Dataset content:
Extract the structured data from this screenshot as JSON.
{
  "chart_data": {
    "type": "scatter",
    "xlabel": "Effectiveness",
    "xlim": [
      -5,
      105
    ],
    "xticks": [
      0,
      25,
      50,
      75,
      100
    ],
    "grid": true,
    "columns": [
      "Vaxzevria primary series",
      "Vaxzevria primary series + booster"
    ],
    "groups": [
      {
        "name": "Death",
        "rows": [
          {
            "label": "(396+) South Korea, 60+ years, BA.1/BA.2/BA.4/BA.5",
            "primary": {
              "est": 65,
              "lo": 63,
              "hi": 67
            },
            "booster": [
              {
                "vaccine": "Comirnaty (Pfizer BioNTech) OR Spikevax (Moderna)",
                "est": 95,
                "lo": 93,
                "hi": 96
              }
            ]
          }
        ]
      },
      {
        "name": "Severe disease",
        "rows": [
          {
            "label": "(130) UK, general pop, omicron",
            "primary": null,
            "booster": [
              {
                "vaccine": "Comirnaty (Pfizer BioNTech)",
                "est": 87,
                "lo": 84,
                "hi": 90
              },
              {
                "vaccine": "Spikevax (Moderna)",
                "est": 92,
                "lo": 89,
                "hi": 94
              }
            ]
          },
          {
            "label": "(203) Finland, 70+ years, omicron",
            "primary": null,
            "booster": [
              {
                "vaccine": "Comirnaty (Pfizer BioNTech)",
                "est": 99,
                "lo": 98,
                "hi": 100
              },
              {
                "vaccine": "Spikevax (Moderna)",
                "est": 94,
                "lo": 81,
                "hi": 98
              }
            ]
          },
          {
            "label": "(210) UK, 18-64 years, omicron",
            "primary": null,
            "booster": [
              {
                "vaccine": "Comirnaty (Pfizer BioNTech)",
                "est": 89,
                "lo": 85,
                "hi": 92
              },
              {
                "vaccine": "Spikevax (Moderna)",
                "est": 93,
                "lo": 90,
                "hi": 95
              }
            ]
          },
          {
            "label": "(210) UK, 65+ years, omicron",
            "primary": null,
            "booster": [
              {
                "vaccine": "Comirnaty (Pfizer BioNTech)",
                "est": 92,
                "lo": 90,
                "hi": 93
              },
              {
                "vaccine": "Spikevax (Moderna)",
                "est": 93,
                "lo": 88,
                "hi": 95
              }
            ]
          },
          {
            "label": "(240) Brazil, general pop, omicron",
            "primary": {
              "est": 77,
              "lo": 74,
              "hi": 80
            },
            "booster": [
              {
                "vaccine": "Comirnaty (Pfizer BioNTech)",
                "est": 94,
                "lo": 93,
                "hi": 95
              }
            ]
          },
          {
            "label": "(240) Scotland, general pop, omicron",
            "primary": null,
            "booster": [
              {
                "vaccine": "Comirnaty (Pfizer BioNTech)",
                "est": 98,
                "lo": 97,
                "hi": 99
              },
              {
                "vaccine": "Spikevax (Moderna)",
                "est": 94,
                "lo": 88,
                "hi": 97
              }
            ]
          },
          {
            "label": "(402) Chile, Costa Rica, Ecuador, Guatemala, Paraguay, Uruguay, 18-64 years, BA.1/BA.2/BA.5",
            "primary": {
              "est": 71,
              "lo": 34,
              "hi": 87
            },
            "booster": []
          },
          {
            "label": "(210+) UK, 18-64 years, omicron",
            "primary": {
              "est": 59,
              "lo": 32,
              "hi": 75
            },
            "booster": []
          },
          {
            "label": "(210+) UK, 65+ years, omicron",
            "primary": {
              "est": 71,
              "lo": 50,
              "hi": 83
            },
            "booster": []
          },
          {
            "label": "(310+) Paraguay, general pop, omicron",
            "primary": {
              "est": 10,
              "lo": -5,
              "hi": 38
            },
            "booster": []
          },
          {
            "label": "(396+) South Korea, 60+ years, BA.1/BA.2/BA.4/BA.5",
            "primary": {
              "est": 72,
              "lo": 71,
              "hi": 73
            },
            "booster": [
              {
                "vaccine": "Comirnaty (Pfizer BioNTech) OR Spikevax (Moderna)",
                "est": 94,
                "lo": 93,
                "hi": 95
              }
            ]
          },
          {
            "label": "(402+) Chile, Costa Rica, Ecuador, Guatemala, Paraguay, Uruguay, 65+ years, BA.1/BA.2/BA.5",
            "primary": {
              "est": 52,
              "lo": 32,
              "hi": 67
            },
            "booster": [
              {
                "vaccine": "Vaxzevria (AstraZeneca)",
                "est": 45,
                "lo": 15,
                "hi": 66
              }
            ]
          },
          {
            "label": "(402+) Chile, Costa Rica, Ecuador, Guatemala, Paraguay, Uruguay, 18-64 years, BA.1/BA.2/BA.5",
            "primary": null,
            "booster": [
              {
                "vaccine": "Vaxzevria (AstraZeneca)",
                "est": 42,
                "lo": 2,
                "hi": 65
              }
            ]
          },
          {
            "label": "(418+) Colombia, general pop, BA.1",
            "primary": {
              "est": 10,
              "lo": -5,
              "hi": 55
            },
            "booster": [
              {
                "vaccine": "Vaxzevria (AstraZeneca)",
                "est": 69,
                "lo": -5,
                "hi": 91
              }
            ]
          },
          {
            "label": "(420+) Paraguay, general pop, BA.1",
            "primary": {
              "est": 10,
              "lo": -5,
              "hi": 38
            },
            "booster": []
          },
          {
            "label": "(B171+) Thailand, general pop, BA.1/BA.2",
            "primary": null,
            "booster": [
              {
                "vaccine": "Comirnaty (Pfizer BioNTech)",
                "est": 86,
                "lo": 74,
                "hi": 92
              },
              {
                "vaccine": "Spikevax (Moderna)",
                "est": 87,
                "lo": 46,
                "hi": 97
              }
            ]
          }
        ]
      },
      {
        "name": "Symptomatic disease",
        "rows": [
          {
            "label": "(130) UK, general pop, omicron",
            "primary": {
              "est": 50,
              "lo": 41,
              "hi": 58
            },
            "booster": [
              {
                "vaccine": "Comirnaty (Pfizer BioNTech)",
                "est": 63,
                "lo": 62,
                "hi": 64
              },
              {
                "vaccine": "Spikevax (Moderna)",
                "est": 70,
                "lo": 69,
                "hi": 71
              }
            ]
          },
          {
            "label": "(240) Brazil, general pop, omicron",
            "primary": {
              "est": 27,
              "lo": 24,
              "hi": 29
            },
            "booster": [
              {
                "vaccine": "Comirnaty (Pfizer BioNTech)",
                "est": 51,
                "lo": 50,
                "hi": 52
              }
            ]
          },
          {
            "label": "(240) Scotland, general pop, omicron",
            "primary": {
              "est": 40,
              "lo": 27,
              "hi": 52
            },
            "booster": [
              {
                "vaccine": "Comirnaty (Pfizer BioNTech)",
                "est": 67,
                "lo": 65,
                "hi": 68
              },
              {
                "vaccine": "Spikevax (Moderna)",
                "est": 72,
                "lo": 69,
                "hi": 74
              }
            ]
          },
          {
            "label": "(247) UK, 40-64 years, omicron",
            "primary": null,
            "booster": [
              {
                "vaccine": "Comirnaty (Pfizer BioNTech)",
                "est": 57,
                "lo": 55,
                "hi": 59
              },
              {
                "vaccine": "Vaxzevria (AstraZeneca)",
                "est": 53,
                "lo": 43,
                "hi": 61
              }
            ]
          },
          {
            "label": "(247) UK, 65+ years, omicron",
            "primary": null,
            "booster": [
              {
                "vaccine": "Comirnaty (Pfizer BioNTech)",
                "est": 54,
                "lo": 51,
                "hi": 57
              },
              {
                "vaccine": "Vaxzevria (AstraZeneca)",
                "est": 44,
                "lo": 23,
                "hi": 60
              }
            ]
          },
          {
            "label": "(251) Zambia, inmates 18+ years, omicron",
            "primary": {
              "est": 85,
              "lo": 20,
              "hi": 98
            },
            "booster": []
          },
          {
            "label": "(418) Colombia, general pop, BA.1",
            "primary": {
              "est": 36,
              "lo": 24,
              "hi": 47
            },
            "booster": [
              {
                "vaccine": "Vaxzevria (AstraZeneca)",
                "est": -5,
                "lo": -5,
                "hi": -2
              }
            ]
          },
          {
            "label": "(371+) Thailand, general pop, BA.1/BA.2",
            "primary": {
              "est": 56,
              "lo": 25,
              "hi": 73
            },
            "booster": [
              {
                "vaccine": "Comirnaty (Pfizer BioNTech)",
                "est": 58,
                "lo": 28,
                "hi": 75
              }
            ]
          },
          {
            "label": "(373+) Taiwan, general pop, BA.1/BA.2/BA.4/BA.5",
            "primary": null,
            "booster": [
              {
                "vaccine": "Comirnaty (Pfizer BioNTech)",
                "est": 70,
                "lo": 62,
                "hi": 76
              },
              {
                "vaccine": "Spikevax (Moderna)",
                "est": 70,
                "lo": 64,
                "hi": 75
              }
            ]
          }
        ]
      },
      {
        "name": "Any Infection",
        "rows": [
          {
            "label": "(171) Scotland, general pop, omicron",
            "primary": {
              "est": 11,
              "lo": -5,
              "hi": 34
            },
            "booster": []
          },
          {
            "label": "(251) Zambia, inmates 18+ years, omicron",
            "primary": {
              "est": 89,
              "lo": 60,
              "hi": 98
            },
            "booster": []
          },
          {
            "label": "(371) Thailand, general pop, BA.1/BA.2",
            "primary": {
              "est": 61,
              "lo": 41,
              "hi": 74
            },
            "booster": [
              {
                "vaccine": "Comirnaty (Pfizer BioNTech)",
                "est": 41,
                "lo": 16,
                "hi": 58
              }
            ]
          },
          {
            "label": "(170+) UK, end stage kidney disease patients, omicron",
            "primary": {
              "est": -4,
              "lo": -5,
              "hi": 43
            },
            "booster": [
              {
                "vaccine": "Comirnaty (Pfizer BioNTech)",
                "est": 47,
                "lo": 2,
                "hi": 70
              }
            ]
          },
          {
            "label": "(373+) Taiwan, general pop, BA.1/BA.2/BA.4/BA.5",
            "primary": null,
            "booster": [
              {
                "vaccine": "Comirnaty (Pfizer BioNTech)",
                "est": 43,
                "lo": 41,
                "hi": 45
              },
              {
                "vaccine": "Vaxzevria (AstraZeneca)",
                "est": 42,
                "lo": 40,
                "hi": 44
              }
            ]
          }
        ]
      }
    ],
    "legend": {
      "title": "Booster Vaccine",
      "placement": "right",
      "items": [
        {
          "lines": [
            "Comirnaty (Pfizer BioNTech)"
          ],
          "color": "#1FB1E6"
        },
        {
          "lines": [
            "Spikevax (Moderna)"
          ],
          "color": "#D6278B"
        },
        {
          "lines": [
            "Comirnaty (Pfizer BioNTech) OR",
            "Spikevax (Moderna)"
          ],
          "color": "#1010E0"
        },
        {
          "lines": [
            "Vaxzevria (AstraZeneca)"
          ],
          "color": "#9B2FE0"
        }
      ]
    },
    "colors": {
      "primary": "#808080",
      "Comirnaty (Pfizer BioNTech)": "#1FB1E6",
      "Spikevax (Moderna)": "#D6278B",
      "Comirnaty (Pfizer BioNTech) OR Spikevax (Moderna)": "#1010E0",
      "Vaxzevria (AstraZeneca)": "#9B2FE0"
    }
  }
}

What the task requires: Across the lines of the material above, tally those holding the word "Chile" and state the number by itself.

Answer area: 3